(Collected data)
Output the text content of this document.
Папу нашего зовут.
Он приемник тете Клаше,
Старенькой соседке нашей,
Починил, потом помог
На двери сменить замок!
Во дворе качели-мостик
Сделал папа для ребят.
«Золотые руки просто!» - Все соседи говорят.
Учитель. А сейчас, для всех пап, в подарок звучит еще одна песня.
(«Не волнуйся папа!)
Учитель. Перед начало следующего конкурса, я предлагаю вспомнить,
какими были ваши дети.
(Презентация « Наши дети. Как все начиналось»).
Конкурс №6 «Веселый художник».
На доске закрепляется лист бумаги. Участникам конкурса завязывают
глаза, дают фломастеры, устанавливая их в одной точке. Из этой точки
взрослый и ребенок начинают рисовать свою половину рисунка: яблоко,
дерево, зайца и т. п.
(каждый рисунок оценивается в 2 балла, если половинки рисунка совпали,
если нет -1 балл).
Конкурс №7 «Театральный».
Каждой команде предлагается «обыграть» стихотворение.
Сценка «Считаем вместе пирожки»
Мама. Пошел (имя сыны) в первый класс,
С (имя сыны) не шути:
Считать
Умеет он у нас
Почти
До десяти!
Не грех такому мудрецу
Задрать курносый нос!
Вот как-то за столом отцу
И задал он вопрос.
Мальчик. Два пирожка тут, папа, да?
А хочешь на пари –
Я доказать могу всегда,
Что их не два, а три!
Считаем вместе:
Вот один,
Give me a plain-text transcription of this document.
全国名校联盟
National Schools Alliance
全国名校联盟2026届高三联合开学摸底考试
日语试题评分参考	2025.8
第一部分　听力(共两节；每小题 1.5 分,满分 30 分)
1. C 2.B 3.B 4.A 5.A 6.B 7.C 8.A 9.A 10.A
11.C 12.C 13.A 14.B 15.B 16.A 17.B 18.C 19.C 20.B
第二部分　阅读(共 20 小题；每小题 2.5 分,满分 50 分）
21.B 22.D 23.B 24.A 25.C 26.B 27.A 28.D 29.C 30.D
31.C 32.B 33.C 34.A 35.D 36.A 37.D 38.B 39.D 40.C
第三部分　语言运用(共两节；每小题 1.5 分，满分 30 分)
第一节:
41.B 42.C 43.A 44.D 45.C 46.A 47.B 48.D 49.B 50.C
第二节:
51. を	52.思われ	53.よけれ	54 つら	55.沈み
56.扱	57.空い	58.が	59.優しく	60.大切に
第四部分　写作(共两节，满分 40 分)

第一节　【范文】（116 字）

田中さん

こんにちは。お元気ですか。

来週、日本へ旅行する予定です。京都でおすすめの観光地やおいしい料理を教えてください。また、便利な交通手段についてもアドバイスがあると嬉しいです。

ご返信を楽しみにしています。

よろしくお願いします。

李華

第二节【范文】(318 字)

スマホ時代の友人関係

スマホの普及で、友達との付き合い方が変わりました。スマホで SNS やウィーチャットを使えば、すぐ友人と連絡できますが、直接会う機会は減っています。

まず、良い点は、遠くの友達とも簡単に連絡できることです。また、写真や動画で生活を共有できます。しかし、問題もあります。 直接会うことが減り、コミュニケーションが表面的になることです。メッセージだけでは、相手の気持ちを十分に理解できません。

→ Stated exercise
Copy down the material exactly as written.

→ Expected answer
Output the text content of this document.
Папу нашего зовут.
Он приемник тете Клаше,
Старенькой соседке нашей,
Починил, потом помог
На двери сменить замок!
Во дворе качели-мостик
Сделал папа для ребят.
«Золотые руки просто!» - Все соседи говорят.
Учитель. А сейчас, для всех пап, в подарок звучит еще одна песня.
(«Не волнуйся папа!)
Учитель. Перед начало следующего конкурса, я предлагаю вспомнить,
какими были ваши дети.
(Презентация « Наши дети. Как все начиналось»).
Конкурс №6 «Веселый художник».
На доске закрепляется лист бумаги. Участникам конкурса завязывают
глаза, дают фломастеры, устанавливая их в одной точке. Из этой точки
взрослый и ребенок начинают рисовать свою половину рисунка: яблоко,
дерево, зайца и т. п.
(каждый рисунок оценивается в 2 балла, если половинки рисунка совпали,
если нет -1 балл).
Конкурс №7 «Театральный».
Каждой команде предлагается «обыграть» стихотворение.
Сценка «Считаем вместе пирожки»
Мама. Пошел (имя сыны) в первый класс,
С (имя сыны) не шути:
Считать
Умеет он у нас
Почти
До десяти!
Не грех такому мудрецу
Задрать курносый нос!
Вот как-то за столом отцу
И задал он вопрос.
Мальчик. Два пирожка тут, папа, да?
А хочешь на пари –
Я доказать могу всегда,
Что их не два, а три!
Считаем вместе:
Вот один,
Give me a plain-text transcription of this document.
全国名校联盟
National Schools Alliance
全国名校联盟2026届高三联合开学摸底考试
日语试题评分参考	2025.8
第一部分　听力(共两节；每小题 1.5 分,满分 30 分)
1. C 2.B 3.B 4.A 5.A 6.B 7.C 8.A 9.A 10.A
11.C 12.C 13.A 14.B 15.B 16.A 17.B 18.C 19.C 20.B
第二部分　阅读(共 20 小题；每小题 2.5 分,满分 50 分）
21.B 22.D 23.B 24.A 25.C 26.B 27.A 28.D 29.C 30.D
31.C 32.B 33.C 34.A 35.D 36.A 37.D 38.B 39.D 40.C
第三部分　语言运用(共两节；每小题 1.5 分，满分 30 分)
第一节:
41.B 42.C 43.A 44.D 45.C 46.A 47.B 48.D 49.B 50.C
第二节:
51. を	52.思われ	53.よけれ	54 つら	55.沈み
56.扱	57.空い	58.が	59.優しく	60.大切に
第四部分　写作(共两节，满分 40 分)

第一节　【范文】（116 字）

田中さん

こんにちは。お元気ですか。

来週、日本へ旅行する予定です。京都でおすすめの観光地やおいしい料理を教えてください。また、便利な交通手段についてもアドバイスがあると嬉しいです。

ご返信を楽しみにしています。

よろしくお願いします。

李華

第二节【范文】(318 字)

スマホ時代の友人関係

スマホの普及で、友達との付き合い方が変わりました。スマホで SNS やウィーチャットを使えば、すぐ友人と連絡できますが、直接会う機会は減っています。

まず、良い点は、遠くの友達とも簡単に連絡できることです。また、写真や動画で生活を共有できます。しかし、問題もあります。 直接会うことが減り、コミュニケーションが表面的になることです。メッセージだけでは、相手の気持ちを十分に理解できません。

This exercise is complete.